All of the data below must be repeated exactly.

======== RECORD EXTRACTS

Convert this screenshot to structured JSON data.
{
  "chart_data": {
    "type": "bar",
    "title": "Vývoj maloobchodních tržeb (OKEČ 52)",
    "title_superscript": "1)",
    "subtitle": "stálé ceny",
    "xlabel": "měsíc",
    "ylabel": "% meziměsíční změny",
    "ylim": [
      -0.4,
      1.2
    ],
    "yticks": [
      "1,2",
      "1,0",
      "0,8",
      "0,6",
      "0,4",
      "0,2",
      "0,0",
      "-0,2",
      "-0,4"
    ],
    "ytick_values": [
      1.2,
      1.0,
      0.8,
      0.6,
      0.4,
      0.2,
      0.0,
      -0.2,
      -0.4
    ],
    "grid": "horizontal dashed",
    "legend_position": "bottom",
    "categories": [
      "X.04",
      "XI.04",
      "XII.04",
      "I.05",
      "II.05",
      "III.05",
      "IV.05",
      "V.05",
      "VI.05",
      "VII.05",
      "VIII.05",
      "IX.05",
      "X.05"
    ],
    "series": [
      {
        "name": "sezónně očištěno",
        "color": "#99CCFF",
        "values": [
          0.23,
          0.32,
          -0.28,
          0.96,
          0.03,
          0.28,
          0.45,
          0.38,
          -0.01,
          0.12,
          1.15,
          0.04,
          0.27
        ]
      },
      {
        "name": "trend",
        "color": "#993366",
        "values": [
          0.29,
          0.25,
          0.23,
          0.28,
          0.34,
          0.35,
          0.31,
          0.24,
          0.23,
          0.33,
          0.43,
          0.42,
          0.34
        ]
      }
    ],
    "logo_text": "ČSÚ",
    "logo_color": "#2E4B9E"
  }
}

================

* **CORRECT OUTPUT**:
Convert this screenshot to structured JSON data.
{
  "chart_data": {
    "type": "bar",
    "title": "Vývoj maloobchodních tržeb (OKEČ 52)",
    "title_superscript": "1)",
    "subtitle": "stálé ceny",
    "xlabel": "měsíc",
    "ylabel": "% meziměsíční změny",
    "ylim": [
      -0.4,
      1.2
    ],
    "yticks": [
      "1,2",
      "1,0",
      "0,8",
      "0,6",
      "0,4",
      "0,2",
      "0,0",
      "-0,2",
      "-0,4"
    ],
    "ytick_values": [
      1.2,
      1.0,
      0.8,
      0.6,
      0.4,
      0.2,
      0.0,
      -0.2,
      -0.4
    ],
    "grid": "horizontal dashed",
    "legend_position": "bottom",
    "categories": [
      "X.04",
      "XI.04",
      "XII.04",
      "I.05",
      "II.05",
      "III.05",
      "IV.05",
      "V.05",
      "VI.05",
      "VII.05",
      "VIII.05",
      "IX.05",
      "X.05"
    ],
    "series": [
      {
        "name": "sezónně očištěno",
        "color": "#99CCFF",
        "values": [
          0.23,
          0.32,
          -0.28,
          0.96,
          0.03,
          0.28,
          0.45,
          0.38,
          -0.01,
          0.12,
          1.15,
          0.04,
          0.27
        ]
      },
      {
        "name": "trend",
        "color": "#993366",
        "values": [
          0.29,
          0.25,
          0.23,
          0.28,
          0.34,
          0.35,
          0.31,
          0.24,
          0.23,
          0.33,
          0.43,
          0.42,
          0.34
        ]
      }
    ],
    "logo_text": "ČSÚ",
    "logo_color": "#2E4B9E"
  }
}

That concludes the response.